◆ **Description of the task**
Write the data out again exactly, with no pictures.

________________________________________

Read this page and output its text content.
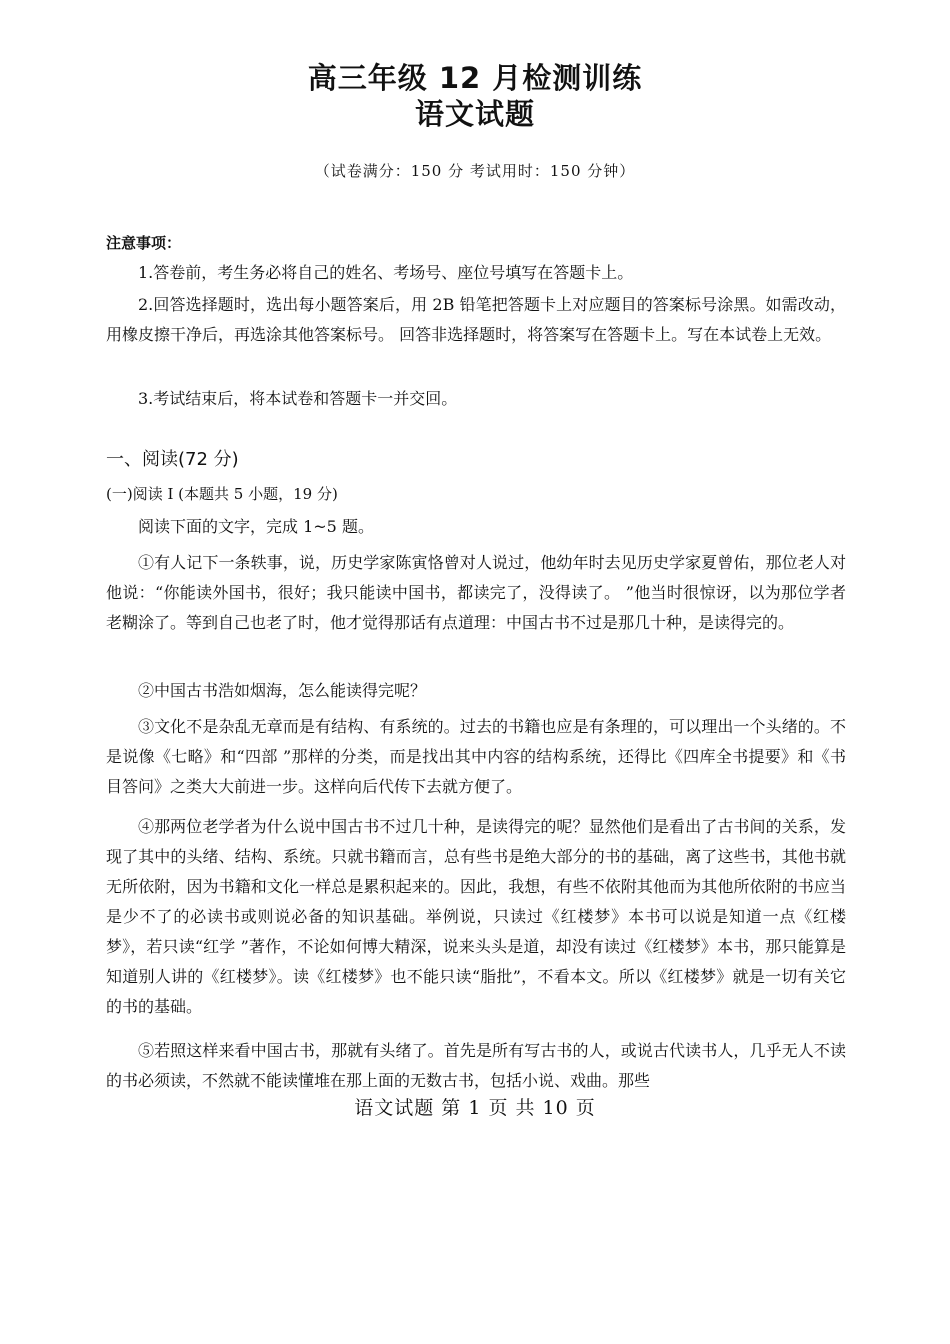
高三年级 12 月检测训练
语文试题
（试卷满分：150 分 考试用时：150 分钟）
注意事项：

1.答卷前，考生务必将自己的姓名、考场号、座位号填写在答题卡上。

2.回答选择题时，选出每小题答案后，用 2B 铅笔把答题卡上对应题目的答案标号涂黑。如需改动，用橡皮擦干净后，再选涂其他答案标号。 回答非选择题时，将答案写在答题卡上。写在本试卷上无效。

3.考试结束后，将本试卷和答题卡一并交回。

一、阅读(72 分)
(一)阅读 Ⅰ (本题共 5 小题，19 分)

阅读下面的文字，完成 1~5 题。

①有人记下一条轶事，说，历史学家陈寅恪曾对人说过，他幼年时去见历史学家夏曾佑，那位老人对他说：“你能读外国书，很好；我只能读中国书，都读完了，没得读了。 ”他当时很惊讶，以为那位学者老糊涂了。等到自己也老了时，他才觉得那话有点道理：中国古书不过是那几十种，是读得完的。

②中国古书浩如烟海，怎么能读得完呢？

③文化不是杂乱无章而是有结构、有系统的。过去的书籍也应是有条理的，可以理出一个头绪的。不是说像《七略》和“四部 ”那样的分类，而是找出其中内容的结构系统，还得比《四库全书提要》和《书目答问》之类大大前进一步。这样向后代传下去就方便了。

④那两位老学者为什么说中国古书不过几十种，是读得完的呢？显然他们是看出了古书间的关系，发现了其中的头绪、结构、系统。只就书籍而言，总有些书是绝大部分的书的基础，离了这些书，其他书就无所依附，因为书籍和文化一样总是累积起来的。因此，我想，有些不依附其他而为其他所依附的书应当是少不了的必读书或则说必备的知识基础。举例说，只读过《红楼梦》本书可以说是知道一点《红楼梦》，若只读“红学 ”著作，不论如何博大精深，说来头头是道，却没有读过《红楼梦》本书，那只能算是知道别人讲的《红楼梦》。读《红楼梦》也不能只读“脂批”，不看本文。所以《红楼梦》就是一切有关它的书的基础。

⑤若照这样来看中国古书，那就有头绪了。首先是所有写古书的人，或说古代读书人，几乎无人不读的书必须读，不然就不能读懂堆在那上面的无数古书，包括小说、戏曲。那些

语文试题 第 1 页 共 10 页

________________________________________

◆ **Solution for this task**
Read this page and output its text content.
高三年级 12 月检测训练
语文试题
（试卷满分：150 分 考试用时：150 分钟）
注意事项：

1.答卷前，考生务必将自己的姓名、考场号、座位号填写在答题卡上。

2.回答选择题时，选出每小题答案后，用 2B 铅笔把答题卡上对应题目的答案标号涂黑。如需改动，用橡皮擦干净后，再选涂其他答案标号。 回答非选择题时，将答案写在答题卡上。写在本试卷上无效。

3.考试结束后，将本试卷和答题卡一并交回。

一、阅读(72 分)
(一)阅读 Ⅰ (本题共 5 小题，19 分)

阅读下面的文字，完成 1~5 题。

①有人记下一条轶事，说，历史学家陈寅恪曾对人说过，他幼年时去见历史学家夏曾佑，那位老人对他说：“你能读外国书，很好；我只能读中国书，都读完了，没得读了。 ”他当时很惊讶，以为那位学者老糊涂了。等到自己也老了时，他才觉得那话有点道理：中国古书不过是那几十种，是读得完的。

②中国古书浩如烟海，怎么能读得完呢？

③文化不是杂乱无章而是有结构、有系统的。过去的书籍也应是有条理的，可以理出一个头绪的。不是说像《七略》和“四部 ”那样的分类，而是找出其中内容的结构系统，还得比《四库全书提要》和《书目答问》之类大大前进一步。这样向后代传下去就方便了。

④那两位老学者为什么说中国古书不过几十种，是读得完的呢？显然他们是看出了古书间的关系，发现了其中的头绪、结构、系统。只就书籍而言，总有些书是绝大部分的书的基础，离了这些书，其他书就无所依附，因为书籍和文化一样总是累积起来的。因此，我想，有些不依附其他而为其他所依附的书应当是少不了的必读书或则说必备的知识基础。举例说，只读过《红楼梦》本书可以说是知道一点《红楼梦》，若只读“红学 ”著作，不论如何博大精深，说来头头是道，却没有读过《红楼梦》本书，那只能算是知道别人讲的《红楼梦》。读《红楼梦》也不能只读“脂批”，不看本文。所以《红楼梦》就是一切有关它的书的基础。

⑤若照这样来看中国古书，那就有头绪了。首先是所有写古书的人，或说古代读书人，几乎无人不读的书必须读，不然就不能读懂堆在那上面的无数古书，包括小说、戏曲。那些

语文试题 第 1 页 共 10 页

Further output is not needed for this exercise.